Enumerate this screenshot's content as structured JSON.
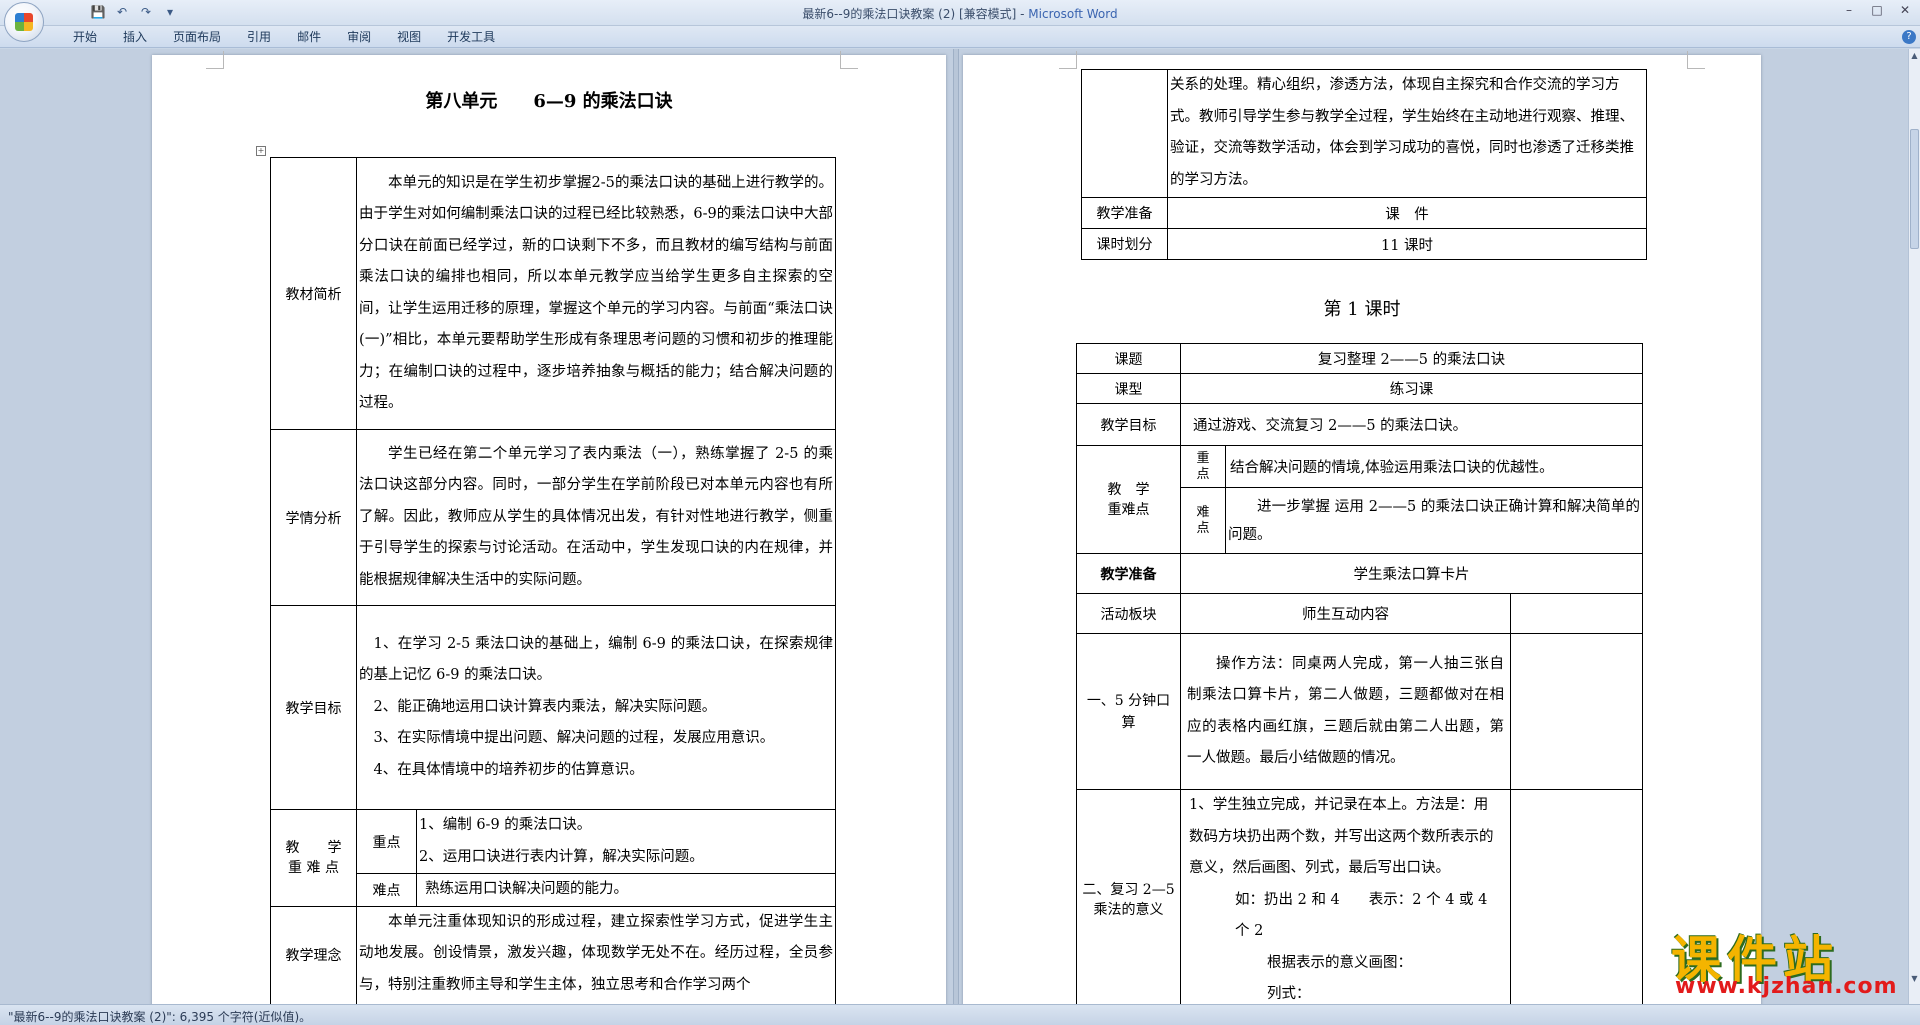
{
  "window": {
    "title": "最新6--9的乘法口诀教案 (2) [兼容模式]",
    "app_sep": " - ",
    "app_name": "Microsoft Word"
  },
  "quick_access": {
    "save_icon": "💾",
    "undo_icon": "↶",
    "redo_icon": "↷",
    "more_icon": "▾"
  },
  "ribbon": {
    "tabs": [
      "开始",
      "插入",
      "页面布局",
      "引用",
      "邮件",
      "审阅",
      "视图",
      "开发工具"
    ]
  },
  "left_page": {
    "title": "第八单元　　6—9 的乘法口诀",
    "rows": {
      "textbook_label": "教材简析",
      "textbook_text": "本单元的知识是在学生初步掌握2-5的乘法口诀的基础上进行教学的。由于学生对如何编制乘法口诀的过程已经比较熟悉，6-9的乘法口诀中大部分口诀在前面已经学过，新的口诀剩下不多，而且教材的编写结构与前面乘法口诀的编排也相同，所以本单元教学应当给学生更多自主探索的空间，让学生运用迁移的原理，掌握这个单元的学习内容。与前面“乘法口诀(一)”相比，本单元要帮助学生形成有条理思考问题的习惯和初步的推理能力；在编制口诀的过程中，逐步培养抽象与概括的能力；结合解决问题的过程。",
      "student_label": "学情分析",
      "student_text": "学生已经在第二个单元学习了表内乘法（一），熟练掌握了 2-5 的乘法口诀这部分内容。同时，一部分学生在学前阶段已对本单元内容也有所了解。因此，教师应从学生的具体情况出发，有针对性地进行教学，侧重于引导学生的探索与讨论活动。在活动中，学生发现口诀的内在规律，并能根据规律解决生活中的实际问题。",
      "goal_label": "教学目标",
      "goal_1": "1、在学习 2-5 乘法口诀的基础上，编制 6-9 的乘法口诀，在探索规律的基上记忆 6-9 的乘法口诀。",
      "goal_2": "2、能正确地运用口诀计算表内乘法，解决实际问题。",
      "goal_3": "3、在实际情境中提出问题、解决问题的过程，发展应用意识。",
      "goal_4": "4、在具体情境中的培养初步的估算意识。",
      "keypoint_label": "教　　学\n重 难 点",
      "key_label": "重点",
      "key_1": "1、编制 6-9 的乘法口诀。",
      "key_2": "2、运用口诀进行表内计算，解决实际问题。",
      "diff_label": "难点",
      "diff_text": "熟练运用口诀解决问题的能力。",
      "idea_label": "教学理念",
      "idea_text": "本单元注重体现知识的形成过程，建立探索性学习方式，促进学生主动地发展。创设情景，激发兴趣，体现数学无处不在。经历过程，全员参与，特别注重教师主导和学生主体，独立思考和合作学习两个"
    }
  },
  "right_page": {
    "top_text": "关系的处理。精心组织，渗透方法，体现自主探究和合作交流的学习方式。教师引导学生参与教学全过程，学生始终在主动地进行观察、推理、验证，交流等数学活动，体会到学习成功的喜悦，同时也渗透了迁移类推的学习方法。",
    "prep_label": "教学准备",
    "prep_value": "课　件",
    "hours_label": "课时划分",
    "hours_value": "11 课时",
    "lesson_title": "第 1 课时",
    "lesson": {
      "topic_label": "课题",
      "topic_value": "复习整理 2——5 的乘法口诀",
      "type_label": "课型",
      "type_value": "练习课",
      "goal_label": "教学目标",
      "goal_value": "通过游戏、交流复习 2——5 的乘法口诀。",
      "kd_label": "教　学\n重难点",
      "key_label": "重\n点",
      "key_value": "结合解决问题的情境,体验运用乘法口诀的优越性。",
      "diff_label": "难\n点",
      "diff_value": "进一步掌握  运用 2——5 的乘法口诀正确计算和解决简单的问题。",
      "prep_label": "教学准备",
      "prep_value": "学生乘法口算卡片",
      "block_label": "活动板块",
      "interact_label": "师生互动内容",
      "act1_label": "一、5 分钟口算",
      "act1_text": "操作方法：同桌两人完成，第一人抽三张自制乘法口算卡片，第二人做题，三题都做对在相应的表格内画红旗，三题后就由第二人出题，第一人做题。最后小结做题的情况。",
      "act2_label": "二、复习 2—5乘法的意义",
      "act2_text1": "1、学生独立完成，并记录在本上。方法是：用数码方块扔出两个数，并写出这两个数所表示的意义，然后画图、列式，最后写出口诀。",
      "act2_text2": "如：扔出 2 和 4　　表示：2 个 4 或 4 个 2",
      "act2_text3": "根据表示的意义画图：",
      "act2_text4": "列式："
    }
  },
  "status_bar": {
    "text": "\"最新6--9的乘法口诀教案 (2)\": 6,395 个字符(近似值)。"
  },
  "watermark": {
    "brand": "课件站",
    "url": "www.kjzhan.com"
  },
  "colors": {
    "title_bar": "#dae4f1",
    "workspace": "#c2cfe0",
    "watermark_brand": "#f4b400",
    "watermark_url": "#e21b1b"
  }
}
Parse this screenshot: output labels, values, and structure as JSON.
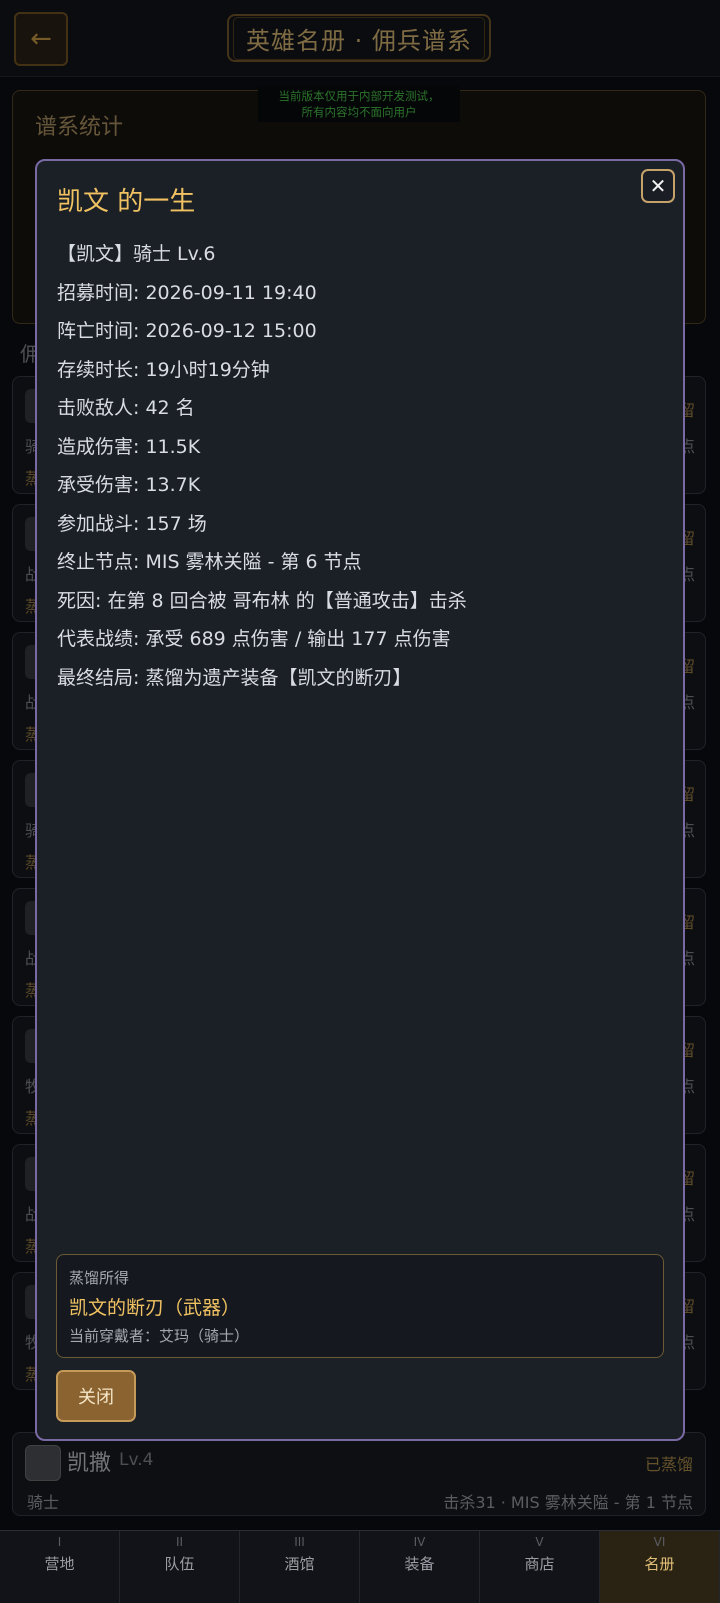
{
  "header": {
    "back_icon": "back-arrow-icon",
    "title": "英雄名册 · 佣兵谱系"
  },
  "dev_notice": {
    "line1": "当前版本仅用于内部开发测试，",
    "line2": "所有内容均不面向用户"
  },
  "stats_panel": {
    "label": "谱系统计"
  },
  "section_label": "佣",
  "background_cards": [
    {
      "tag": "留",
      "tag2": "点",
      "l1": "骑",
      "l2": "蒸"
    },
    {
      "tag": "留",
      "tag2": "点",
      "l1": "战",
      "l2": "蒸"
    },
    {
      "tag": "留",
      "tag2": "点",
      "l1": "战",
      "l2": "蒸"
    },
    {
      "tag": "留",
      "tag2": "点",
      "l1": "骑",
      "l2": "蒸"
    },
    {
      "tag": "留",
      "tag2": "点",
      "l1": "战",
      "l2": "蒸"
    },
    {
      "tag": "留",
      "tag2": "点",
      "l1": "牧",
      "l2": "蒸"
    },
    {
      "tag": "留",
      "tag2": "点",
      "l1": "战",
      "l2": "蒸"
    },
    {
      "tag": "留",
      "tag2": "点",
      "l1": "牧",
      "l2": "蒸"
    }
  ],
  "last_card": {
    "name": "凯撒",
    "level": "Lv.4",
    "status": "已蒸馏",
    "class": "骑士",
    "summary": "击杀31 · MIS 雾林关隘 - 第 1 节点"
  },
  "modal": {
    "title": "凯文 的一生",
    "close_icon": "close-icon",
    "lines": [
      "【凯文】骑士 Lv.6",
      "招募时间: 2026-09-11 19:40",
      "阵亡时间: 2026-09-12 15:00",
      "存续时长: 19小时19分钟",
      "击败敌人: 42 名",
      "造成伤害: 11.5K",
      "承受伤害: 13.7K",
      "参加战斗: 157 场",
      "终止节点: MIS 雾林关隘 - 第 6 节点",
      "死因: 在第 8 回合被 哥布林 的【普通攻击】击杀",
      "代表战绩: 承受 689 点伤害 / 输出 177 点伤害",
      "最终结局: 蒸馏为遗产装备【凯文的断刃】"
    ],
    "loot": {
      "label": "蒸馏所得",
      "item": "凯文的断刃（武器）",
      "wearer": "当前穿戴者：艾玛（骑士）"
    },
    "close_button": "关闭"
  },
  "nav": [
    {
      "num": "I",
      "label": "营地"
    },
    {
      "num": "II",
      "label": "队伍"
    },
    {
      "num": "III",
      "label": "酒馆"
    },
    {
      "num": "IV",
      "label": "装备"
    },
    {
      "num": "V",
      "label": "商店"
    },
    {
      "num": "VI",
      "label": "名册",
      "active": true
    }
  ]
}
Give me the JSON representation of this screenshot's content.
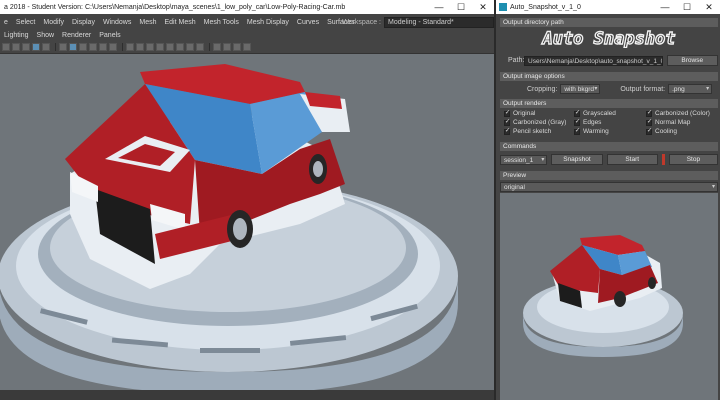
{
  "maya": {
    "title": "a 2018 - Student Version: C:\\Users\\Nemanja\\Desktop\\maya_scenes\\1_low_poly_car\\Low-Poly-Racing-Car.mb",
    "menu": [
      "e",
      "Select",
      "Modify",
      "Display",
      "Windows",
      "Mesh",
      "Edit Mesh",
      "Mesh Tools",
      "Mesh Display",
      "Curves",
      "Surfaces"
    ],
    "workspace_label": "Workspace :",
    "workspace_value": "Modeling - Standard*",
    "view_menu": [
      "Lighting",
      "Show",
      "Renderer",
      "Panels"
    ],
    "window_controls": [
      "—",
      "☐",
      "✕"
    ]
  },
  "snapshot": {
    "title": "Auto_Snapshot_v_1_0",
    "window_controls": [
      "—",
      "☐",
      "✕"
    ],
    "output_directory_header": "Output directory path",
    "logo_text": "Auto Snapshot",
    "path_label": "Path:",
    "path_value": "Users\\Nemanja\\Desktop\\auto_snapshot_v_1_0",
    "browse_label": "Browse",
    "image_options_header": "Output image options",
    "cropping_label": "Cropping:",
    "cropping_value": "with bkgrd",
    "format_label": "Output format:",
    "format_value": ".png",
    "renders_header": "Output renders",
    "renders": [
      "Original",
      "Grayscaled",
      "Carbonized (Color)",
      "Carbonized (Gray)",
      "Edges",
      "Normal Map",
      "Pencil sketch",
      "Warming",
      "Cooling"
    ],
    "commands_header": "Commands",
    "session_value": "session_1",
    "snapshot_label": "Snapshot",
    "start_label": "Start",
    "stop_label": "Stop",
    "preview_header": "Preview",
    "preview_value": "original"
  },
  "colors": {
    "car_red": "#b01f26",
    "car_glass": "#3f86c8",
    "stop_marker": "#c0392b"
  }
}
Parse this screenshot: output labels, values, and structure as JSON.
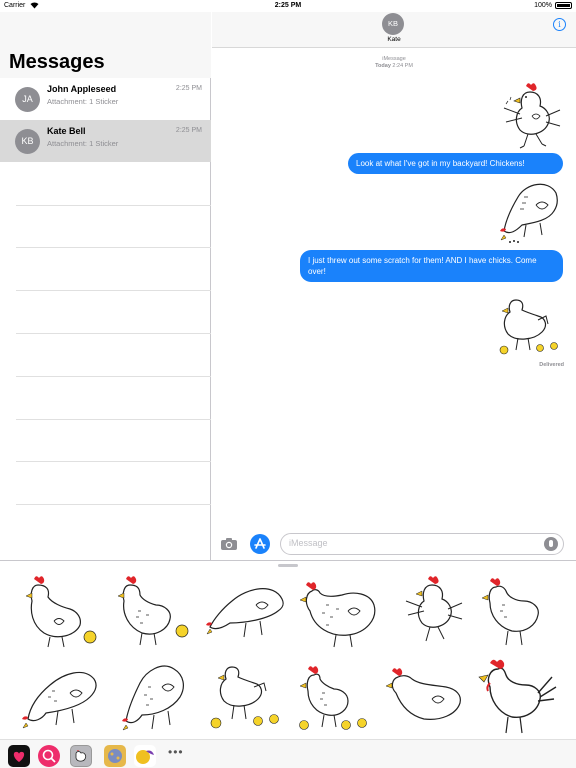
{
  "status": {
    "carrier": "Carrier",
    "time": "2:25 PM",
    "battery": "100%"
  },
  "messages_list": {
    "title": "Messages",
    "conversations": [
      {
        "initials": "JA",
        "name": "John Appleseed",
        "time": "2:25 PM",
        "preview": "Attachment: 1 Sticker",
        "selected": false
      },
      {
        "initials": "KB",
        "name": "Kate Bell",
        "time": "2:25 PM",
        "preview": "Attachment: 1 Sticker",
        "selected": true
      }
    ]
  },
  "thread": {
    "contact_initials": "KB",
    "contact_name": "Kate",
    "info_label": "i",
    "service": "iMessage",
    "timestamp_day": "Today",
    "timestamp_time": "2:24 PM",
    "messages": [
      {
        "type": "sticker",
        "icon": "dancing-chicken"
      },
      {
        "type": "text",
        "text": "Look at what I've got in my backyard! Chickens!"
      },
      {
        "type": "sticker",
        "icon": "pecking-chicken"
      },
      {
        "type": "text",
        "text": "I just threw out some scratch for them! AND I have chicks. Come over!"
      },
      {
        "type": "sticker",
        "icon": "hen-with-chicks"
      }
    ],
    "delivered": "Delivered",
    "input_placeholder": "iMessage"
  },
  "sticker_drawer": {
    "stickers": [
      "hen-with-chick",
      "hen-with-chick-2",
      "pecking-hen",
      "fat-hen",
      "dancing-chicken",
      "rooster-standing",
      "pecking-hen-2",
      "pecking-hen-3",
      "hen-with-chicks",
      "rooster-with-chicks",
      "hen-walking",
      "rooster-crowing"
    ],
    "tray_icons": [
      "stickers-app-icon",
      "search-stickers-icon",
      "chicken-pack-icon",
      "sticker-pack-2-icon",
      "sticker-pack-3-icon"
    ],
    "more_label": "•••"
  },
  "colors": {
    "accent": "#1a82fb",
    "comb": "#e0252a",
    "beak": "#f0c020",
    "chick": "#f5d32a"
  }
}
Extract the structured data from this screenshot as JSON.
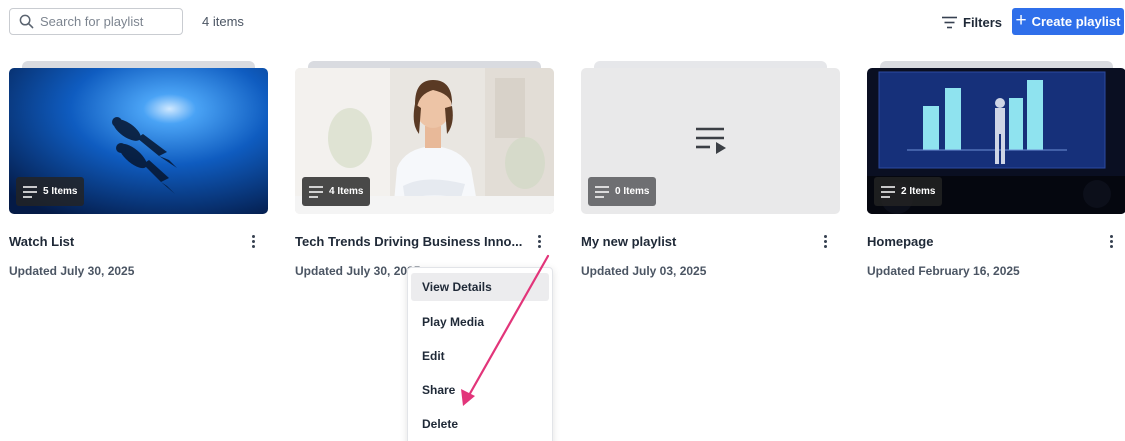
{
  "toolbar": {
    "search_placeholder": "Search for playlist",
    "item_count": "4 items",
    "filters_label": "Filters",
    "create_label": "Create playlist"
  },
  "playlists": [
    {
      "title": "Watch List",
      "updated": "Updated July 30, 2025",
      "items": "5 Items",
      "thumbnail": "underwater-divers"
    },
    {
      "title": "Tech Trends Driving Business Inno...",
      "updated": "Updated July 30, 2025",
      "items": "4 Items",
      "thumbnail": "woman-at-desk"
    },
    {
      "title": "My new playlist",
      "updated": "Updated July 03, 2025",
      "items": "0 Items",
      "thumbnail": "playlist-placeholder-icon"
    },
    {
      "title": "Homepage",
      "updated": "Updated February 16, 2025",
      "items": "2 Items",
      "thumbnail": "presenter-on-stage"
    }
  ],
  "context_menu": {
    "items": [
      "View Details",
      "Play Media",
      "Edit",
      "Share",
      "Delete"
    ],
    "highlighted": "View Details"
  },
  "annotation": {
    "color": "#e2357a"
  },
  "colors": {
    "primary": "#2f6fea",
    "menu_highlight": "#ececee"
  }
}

# Given problem
Look through the lines above and collect those with the word "renders".

# Result
    "renders_header": "Output renders",
    "renders": [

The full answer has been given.